Identify and reproduce every line holding the string "wheel".

○ ○ ○ ○ ○ ○ ○

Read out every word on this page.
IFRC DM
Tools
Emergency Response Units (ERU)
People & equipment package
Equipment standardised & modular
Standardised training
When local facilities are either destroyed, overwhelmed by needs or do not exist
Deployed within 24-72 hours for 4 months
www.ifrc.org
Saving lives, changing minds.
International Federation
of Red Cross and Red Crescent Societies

○ ○ ○ ○ ○ ○ ○

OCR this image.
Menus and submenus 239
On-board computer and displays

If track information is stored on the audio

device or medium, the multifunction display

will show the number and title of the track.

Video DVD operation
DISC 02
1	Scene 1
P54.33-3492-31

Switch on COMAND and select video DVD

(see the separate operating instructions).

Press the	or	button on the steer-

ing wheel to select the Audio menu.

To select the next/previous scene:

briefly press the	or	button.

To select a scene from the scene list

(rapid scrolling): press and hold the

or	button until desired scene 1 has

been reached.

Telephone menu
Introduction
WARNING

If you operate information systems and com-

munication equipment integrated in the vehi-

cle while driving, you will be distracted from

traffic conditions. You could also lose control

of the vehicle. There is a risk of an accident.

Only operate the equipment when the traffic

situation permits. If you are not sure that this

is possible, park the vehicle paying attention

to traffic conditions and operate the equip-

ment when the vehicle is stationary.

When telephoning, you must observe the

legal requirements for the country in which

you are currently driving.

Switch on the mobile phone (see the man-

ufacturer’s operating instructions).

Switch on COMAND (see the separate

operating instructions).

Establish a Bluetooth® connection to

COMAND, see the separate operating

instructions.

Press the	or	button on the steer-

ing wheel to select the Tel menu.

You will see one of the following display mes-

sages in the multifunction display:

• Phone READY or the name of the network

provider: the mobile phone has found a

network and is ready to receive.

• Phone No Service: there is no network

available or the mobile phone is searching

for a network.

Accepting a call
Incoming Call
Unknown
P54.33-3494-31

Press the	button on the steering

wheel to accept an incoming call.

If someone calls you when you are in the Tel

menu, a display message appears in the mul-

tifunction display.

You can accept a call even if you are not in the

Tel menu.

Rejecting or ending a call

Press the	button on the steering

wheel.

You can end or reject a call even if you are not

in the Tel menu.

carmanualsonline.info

○ ○ ○ ○ ○ ○ ○

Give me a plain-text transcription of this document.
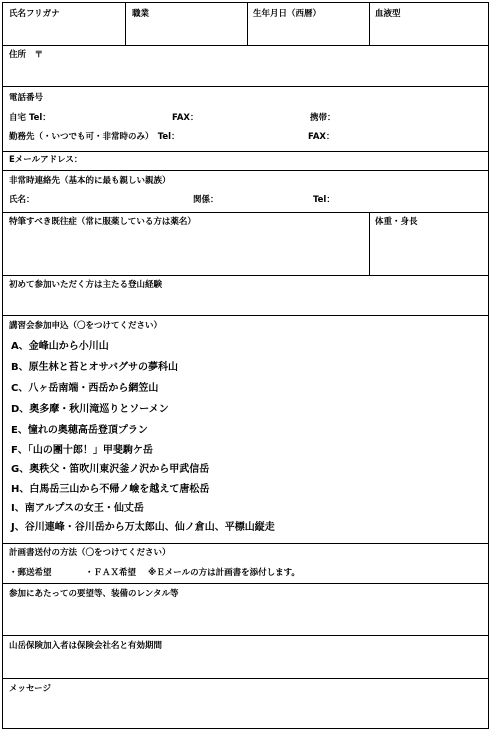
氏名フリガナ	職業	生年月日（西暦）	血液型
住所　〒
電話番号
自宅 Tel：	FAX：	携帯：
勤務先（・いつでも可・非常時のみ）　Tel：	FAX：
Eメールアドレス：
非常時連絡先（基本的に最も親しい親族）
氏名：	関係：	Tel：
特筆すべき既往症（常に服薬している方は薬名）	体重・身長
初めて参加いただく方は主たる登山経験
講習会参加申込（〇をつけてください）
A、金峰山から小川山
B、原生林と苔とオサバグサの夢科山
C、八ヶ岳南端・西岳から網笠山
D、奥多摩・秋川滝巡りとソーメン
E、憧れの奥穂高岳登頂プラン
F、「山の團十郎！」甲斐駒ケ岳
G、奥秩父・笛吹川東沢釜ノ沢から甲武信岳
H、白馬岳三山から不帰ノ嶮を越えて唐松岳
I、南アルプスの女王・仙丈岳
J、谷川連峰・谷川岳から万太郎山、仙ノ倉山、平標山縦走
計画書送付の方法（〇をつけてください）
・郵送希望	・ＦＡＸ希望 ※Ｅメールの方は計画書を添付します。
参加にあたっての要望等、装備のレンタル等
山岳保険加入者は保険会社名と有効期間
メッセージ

○ ○ ○ ○ ○ ○ ○

§ **Worked solution**:
ing wheel to select the Audio menu.
ing wheel to select the Tel menu.
wheel to accept an incoming call.
wheel.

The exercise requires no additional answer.